Given problem >> Give only the count of lines containing "strands".
================
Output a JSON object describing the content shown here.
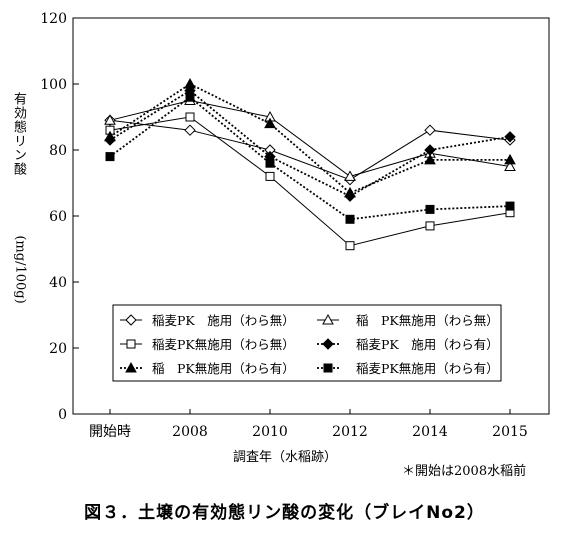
{
  "chart_data": {
    "type": "line",
    "categories": [
      "開始時",
      "2008",
      "2010",
      "2012",
      "2014",
      "2015"
    ],
    "ylabel_main": "有効態リン酸",
    "ylabel_unit": "(mg/100g)",
    "xlabel": "調査年（水稲跡）",
    "ylim": [
      0,
      120
    ],
    "yticks": [
      0,
      20,
      40,
      60,
      80,
      100,
      120
    ],
    "grid": false,
    "legend_placement": "lower-center inside plot",
    "series": [
      {
        "name": "稲麦PK　施用（わら無）",
        "marker": "diamond-open",
        "line": "solid",
        "values": [
          89,
          86,
          80,
          71,
          86,
          83
        ]
      },
      {
        "name": "稲　PK無施用（わら無）",
        "marker": "triangle-open",
        "line": "solid",
        "values": [
          89,
          95,
          90,
          72,
          79,
          75
        ]
      },
      {
        "name": "稲麦PK無施用（わら無）",
        "marker": "square-open",
        "line": "solid",
        "values": [
          86,
          90,
          72,
          51,
          57,
          61
        ]
      },
      {
        "name": "稲麦PK　施用（わら有）",
        "marker": "diamond-filled",
        "line": "dotted",
        "values": [
          83,
          98,
          78,
          66,
          80,
          84
        ]
      },
      {
        "name": "稲　PK無施用（わら有）",
        "marker": "triangle-filled",
        "line": "dotted",
        "values": [
          84,
          100,
          88,
          67,
          77,
          77
        ]
      },
      {
        "name": "稲麦PK無施用（わら有）",
        "marker": "square-filled",
        "line": "dotted",
        "values": [
          78,
          96,
          76,
          59,
          62,
          63
        ]
      }
    ]
  },
  "note": "＊開始は2008水稲前",
  "caption": "図３．土壌の有効態リン酸の変化（ブレイNo2）"
}
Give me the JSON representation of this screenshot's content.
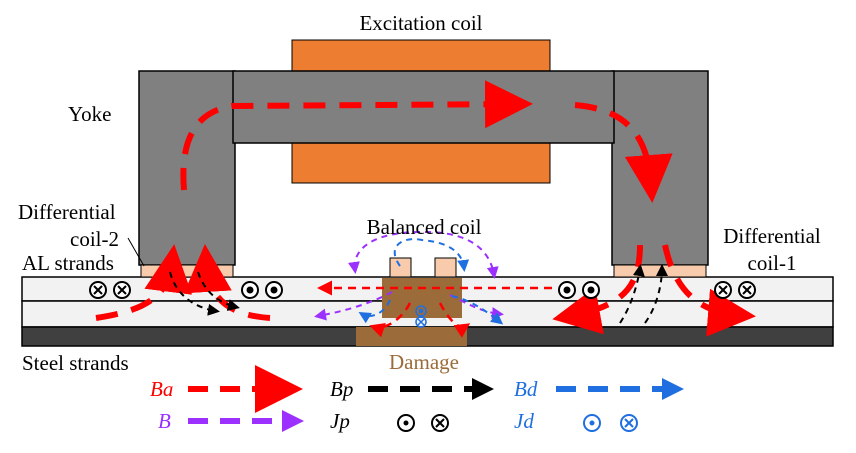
{
  "labels": {
    "excitation_coil": "Excitation coil",
    "yoke": "Yoke",
    "differential_coil_2_line1": "Differential",
    "differential_coil_2_line2": "coil-2",
    "differential_coil_1_line1": "Differential",
    "differential_coil_1_line2": "coil-1",
    "balanced_coil": "Balanced coil",
    "al_strands": "AL strands",
    "steel_strands": "Steel strands",
    "damage": "Damage"
  },
  "legend": {
    "ba": "Ba",
    "bp": "Bp",
    "bd": "Bd",
    "b": "B",
    "jp": "Jp",
    "jd": "Jd"
  },
  "colors": {
    "ba": "#ff0000",
    "bp": "#000000",
    "bd": "#1f6fe0",
    "b": "#9b30ff",
    "yoke": "#808080",
    "coil": "#ed7d31",
    "diff_coil": "#f8cbad",
    "steel": "#404040",
    "damage": "#9c6b3a",
    "strand": "#f2f2f2"
  }
}
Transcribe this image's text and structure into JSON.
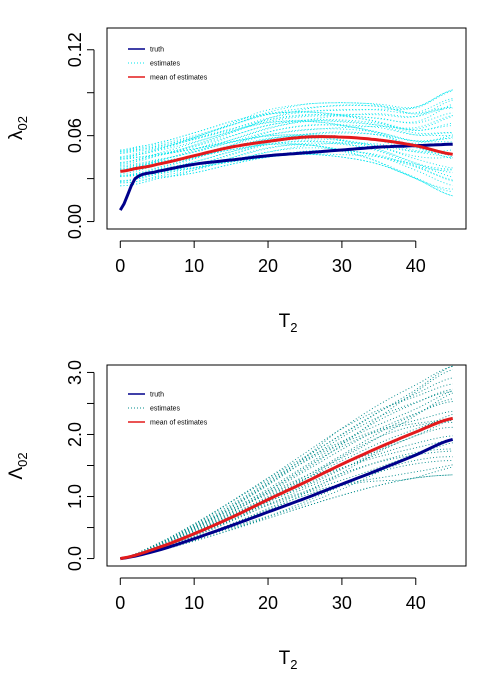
{
  "colors": {
    "truth": "#00008b",
    "estimates_top": "#00e5ee",
    "estimates_bottom": "#008b8b",
    "mean": "#e31a1c",
    "axis": "#000000"
  },
  "chart_data": [
    {
      "type": "line",
      "ylabel_main": "λ",
      "ylabel_sub": "02",
      "xlabel_main": "T",
      "xlabel_sub": "2",
      "xlim": [
        0,
        45
      ],
      "ylim": [
        0,
        0.13
      ],
      "x_ticks": [
        "0",
        "10",
        "20",
        "30",
        "40"
      ],
      "y_ticks": [
        "0.00",
        "0.06",
        "0.12"
      ],
      "y_tick_values": [
        0,
        0.06,
        0.12
      ],
      "x_tick_values": [
        0,
        10,
        20,
        30,
        40
      ],
      "legend": {
        "position": "top-left",
        "entries": [
          "truth",
          "estimates",
          "mean of estimates"
        ]
      },
      "x": [
        0,
        2,
        5,
        10,
        15,
        20,
        25,
        30,
        35,
        40,
        45
      ],
      "series": [
        {
          "name": "truth",
          "style": "solid",
          "values": [
            0.008,
            0.03,
            0.035,
            0.04,
            0.043,
            0.046,
            0.048,
            0.05,
            0.052,
            0.053,
            0.054
          ]
        },
        {
          "name": "mean of estimates",
          "style": "solid",
          "values": [
            0.035,
            0.037,
            0.04,
            0.046,
            0.052,
            0.056,
            0.059,
            0.059,
            0.057,
            0.053,
            0.047
          ]
        }
      ],
      "estimates_band": {
        "name": "estimates",
        "lower": [
          0.025,
          0.026,
          0.03,
          0.034,
          0.04,
          0.045,
          0.047,
          0.045,
          0.04,
          0.03,
          0.018
        ],
        "upper": [
          0.05,
          0.052,
          0.055,
          0.062,
          0.07,
          0.078,
          0.082,
          0.083,
          0.082,
          0.08,
          0.092
        ],
        "count": 40
      }
    },
    {
      "type": "line",
      "ylabel_main": "Λ",
      "ylabel_sub": "02",
      "xlabel_main": "T",
      "xlabel_sub": "2",
      "xlim": [
        0,
        45
      ],
      "ylim": [
        0,
        3.0
      ],
      "x_ticks": [
        "0",
        "10",
        "20",
        "30",
        "40"
      ],
      "y_ticks": [
        "0.0",
        "1.0",
        "2.0",
        "3.0"
      ],
      "y_tick_values": [
        0,
        1.0,
        2.0,
        3.0
      ],
      "x_tick_values": [
        0,
        10,
        20,
        30,
        40
      ],
      "legend": {
        "position": "top-left",
        "entries": [
          "truth",
          "estimates",
          "mean of estimates"
        ]
      },
      "x": [
        0,
        5,
        10,
        15,
        20,
        25,
        30,
        35,
        40,
        45
      ],
      "series": [
        {
          "name": "truth",
          "style": "solid",
          "values": [
            0,
            0.13,
            0.32,
            0.53,
            0.75,
            0.97,
            1.2,
            1.43,
            1.67,
            1.92
          ]
        },
        {
          "name": "mean of estimates",
          "style": "solid",
          "values": [
            0,
            0.17,
            0.4,
            0.66,
            0.95,
            1.23,
            1.52,
            1.79,
            2.04,
            2.26
          ]
        }
      ],
      "estimates_band": {
        "name": "estimates",
        "lower": [
          0,
          0.12,
          0.28,
          0.46,
          0.65,
          0.84,
          1.02,
          1.18,
          1.3,
          1.35
        ],
        "upper": [
          0,
          0.24,
          0.56,
          0.92,
          1.3,
          1.7,
          2.1,
          2.48,
          2.8,
          3.1
        ],
        "count": 30
      }
    }
  ]
}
================
Result >> 2